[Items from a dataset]
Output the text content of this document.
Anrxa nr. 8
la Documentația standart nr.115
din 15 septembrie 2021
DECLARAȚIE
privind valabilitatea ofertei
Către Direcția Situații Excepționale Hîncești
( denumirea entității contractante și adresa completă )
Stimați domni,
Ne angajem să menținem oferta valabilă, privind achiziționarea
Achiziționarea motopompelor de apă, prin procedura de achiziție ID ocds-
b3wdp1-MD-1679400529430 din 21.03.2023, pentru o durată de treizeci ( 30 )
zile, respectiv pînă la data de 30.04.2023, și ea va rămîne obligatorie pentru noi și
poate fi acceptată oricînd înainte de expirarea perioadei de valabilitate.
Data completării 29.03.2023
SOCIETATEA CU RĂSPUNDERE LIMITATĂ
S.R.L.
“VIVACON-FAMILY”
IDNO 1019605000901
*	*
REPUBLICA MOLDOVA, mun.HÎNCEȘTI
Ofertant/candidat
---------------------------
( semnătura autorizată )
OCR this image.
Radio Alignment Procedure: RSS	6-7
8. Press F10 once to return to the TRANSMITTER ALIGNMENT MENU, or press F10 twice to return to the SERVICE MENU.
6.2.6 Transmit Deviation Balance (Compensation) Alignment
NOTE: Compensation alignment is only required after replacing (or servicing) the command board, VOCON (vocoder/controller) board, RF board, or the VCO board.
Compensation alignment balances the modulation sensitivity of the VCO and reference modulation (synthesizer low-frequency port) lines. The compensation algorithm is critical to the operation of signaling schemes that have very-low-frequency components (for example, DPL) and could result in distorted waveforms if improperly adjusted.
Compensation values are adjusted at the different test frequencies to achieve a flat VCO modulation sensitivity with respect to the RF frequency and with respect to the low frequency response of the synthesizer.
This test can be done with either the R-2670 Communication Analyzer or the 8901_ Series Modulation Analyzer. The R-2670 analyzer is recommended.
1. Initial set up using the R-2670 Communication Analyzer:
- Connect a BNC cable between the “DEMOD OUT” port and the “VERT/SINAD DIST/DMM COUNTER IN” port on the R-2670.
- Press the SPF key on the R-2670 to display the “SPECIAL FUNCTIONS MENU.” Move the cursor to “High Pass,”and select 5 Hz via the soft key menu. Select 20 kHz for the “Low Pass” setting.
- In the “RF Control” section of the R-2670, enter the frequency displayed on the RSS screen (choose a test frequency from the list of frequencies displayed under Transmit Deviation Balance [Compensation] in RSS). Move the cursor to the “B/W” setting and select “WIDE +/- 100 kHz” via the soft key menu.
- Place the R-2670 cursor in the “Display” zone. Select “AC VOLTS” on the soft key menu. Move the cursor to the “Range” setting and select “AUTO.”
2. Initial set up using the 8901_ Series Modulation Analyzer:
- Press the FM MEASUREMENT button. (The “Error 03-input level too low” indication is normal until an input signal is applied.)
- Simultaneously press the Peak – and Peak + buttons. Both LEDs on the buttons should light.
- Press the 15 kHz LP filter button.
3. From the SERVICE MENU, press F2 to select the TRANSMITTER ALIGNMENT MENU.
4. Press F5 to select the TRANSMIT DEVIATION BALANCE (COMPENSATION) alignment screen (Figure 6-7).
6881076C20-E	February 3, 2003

**Work to do:** Find the word "select" in the data and copy out each line where it turns up.

**Expected answer:**
- Press the SPF key on the R-2670 to display the “SPECIAL FUNCTIONS MENU.” Move the cursor to “High Pass,”and select 5 Hz via the soft key menu. Select 20 kHz for the “Low Pass” setting.
- In the “RF Control” section of the R-2670, enter the frequency displayed on the RSS screen (choose a test frequency from the list of frequencies displayed under Transmit Deviation Balance [Compensation] in RSS). Move the cursor to the “B/W” setting and select “WIDE +/- 100 kHz” via the soft key menu.
- Place the R-2670 cursor in the “Display” zone. Select “AC VOLTS” on the soft key menu. Move the cursor to the “Range” setting and select “AUTO.”
3. From the SERVICE MENU, press F2 to select the TRANSMITTER ALIGNMENT MENU.
4. Press F5 to select the TRANSMIT DEVIATION BALANCE (COMPENSATION) alignment screen (Figure 6-7).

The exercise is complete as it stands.